▶ **Work to be completed**
List all lines of the data that include the string "name".

(Dataset listings of figures)
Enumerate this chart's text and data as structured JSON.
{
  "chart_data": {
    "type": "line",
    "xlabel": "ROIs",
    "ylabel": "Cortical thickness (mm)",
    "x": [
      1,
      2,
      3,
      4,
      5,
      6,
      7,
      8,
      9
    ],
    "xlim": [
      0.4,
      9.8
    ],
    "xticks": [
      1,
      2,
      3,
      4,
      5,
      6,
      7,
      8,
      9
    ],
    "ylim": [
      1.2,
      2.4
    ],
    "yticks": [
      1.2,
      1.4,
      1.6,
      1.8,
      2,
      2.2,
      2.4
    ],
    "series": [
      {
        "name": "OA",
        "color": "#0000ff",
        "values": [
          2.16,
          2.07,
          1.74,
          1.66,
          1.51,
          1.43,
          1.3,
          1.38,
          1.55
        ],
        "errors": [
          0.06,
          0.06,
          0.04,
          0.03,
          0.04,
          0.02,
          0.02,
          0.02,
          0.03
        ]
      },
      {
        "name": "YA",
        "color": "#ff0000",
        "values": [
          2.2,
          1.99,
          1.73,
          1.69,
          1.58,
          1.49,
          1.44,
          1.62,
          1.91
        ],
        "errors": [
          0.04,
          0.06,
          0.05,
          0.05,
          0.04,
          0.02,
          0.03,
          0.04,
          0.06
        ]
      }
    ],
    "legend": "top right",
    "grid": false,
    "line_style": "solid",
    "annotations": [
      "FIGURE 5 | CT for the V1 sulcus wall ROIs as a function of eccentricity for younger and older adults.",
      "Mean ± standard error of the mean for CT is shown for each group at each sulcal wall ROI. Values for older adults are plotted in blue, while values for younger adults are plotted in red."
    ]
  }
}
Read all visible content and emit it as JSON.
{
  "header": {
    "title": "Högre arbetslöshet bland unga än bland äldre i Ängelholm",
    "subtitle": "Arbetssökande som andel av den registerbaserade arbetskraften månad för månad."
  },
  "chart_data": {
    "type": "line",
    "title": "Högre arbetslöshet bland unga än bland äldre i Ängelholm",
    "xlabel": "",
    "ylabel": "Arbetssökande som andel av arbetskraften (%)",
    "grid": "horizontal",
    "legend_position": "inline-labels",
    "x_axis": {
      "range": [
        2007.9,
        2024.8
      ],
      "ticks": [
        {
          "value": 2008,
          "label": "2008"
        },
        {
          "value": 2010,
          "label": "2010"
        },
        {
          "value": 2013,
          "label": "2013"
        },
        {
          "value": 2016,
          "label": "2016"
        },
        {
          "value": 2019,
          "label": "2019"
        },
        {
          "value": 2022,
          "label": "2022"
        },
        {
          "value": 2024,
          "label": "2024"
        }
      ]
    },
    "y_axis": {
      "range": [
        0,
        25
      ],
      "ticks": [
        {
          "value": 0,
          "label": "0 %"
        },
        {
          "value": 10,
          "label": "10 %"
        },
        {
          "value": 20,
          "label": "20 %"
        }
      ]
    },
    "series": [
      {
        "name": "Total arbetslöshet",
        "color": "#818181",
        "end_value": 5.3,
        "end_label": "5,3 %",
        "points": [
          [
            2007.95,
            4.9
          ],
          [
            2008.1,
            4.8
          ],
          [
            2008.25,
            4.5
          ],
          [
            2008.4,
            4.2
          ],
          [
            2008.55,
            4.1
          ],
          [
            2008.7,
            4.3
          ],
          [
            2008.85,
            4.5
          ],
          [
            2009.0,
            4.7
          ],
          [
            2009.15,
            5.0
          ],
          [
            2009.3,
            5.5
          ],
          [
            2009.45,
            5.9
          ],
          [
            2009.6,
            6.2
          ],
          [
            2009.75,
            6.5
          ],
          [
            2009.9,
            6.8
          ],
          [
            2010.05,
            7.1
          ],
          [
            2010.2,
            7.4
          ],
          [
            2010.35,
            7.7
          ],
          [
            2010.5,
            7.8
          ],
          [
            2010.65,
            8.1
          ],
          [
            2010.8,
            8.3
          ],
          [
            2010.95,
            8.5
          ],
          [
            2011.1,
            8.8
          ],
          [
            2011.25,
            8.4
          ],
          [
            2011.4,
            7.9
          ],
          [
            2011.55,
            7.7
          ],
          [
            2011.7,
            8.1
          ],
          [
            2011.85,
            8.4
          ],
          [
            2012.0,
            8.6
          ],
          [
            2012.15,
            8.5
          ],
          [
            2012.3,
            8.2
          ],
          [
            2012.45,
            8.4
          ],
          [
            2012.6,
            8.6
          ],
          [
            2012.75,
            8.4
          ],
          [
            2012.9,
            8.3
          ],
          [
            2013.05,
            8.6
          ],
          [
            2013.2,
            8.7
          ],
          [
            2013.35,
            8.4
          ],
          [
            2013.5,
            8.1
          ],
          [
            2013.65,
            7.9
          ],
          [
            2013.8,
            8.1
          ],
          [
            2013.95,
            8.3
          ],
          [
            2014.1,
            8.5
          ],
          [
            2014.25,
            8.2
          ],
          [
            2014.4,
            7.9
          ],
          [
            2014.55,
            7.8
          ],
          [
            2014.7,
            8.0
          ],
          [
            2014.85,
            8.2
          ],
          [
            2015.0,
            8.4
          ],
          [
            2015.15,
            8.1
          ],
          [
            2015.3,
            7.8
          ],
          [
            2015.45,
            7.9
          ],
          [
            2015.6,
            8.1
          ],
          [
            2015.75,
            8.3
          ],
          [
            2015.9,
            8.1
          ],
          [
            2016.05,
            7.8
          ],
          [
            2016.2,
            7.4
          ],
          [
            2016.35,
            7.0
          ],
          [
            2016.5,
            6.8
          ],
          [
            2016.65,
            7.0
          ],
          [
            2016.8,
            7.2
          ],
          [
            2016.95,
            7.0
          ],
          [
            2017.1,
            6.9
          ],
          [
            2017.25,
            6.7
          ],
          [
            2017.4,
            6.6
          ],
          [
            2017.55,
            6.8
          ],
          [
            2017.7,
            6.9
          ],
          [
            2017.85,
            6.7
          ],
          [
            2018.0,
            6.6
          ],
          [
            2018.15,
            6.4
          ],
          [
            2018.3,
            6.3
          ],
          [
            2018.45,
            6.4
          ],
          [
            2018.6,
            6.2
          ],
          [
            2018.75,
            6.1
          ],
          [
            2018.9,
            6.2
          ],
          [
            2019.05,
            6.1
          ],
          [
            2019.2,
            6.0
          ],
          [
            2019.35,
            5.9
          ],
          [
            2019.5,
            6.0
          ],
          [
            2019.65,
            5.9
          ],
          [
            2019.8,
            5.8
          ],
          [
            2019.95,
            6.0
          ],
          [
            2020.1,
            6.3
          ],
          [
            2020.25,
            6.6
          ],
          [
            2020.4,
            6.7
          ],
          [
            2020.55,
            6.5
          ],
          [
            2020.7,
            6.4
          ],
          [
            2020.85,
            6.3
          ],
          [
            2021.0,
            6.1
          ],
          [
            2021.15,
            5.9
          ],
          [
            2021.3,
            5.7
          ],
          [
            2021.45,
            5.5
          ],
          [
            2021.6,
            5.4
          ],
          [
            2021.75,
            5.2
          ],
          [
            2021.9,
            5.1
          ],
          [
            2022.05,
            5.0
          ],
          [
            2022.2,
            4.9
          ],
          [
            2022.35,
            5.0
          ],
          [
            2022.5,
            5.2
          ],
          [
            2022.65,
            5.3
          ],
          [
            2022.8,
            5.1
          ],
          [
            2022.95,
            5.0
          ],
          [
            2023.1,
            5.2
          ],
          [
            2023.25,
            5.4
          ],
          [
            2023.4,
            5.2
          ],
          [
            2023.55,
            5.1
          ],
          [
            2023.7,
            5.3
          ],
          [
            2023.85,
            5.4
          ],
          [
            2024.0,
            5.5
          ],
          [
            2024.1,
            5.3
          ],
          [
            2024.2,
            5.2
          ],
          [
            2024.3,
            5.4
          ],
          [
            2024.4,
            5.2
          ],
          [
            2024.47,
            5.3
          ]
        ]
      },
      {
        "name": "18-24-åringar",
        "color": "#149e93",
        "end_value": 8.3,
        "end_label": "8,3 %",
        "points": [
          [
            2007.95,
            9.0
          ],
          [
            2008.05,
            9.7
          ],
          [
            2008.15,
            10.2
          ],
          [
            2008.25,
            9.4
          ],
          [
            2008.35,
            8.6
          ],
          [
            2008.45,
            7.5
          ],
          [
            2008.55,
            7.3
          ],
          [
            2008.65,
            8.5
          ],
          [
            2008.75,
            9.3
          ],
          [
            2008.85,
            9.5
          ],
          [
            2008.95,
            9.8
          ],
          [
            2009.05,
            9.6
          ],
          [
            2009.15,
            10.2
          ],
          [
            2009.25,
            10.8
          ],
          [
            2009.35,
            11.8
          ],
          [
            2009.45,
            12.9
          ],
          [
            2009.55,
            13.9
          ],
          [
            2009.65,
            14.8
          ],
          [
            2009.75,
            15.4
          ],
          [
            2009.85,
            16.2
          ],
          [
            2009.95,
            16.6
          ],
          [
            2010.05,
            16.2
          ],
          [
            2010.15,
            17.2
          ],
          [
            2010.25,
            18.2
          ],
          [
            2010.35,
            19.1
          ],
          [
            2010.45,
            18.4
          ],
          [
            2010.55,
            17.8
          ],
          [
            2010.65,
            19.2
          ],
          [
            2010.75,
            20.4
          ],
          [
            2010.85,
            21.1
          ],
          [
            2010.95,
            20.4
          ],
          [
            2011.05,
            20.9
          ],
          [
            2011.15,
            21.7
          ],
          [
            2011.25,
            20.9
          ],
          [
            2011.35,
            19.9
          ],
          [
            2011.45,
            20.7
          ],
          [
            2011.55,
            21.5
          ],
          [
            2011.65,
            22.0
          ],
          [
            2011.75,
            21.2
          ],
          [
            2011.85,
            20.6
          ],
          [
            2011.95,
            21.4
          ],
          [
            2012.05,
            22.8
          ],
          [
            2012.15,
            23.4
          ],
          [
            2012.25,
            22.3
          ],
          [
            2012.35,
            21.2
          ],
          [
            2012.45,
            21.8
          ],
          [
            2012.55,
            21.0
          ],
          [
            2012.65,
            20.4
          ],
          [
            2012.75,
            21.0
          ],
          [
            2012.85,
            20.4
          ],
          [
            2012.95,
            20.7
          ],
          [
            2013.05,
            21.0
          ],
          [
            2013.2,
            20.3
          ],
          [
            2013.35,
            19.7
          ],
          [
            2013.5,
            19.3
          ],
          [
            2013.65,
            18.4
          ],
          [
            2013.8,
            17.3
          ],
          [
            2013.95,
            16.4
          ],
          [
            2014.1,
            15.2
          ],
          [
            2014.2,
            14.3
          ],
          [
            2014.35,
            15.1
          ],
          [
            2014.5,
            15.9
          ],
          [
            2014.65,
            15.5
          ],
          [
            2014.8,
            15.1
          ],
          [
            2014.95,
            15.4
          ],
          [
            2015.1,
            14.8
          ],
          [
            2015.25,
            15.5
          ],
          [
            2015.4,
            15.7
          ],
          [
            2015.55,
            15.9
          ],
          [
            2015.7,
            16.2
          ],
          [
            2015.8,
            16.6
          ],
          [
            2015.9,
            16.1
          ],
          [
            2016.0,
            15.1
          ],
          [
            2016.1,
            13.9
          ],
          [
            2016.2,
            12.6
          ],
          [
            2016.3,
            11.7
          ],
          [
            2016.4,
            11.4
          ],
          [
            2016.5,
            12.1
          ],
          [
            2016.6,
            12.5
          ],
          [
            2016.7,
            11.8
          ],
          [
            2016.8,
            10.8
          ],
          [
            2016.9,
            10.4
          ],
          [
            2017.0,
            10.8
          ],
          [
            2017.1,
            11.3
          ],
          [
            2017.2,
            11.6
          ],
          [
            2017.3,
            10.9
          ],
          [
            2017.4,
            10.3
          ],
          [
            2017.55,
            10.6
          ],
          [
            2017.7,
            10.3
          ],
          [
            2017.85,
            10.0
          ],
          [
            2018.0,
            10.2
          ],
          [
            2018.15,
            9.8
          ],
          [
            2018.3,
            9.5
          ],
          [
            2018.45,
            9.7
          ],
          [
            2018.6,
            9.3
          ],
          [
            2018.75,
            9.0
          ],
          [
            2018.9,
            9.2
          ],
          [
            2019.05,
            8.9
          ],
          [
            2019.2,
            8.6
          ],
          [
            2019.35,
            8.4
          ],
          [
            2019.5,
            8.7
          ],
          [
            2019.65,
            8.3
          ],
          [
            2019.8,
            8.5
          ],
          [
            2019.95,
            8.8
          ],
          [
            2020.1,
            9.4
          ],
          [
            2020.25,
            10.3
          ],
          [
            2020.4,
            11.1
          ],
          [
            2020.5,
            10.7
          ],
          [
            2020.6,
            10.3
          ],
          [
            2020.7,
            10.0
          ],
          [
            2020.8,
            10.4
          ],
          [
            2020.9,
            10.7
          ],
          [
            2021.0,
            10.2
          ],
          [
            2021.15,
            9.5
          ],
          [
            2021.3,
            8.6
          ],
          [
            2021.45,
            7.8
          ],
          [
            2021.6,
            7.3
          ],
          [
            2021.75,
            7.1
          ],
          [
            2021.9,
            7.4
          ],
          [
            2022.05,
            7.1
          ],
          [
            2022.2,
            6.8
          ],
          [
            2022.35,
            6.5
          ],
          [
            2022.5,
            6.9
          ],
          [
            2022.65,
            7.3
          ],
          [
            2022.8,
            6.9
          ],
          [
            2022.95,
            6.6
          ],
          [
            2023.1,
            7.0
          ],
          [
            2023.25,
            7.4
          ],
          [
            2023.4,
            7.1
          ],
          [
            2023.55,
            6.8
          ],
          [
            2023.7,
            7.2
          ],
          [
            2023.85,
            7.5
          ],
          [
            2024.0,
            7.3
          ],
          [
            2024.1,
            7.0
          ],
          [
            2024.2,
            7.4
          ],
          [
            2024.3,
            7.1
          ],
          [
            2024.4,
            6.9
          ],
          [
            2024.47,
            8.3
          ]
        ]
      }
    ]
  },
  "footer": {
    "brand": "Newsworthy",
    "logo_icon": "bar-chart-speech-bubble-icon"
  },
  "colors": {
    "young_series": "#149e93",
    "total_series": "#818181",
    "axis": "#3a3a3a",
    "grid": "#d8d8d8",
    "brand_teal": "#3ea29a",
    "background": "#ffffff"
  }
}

▶ **Complete response**
        "name": "OA",
        "name": "YA",
        "name": "Total arbetslöshet",
        "name": "18-24-åringar",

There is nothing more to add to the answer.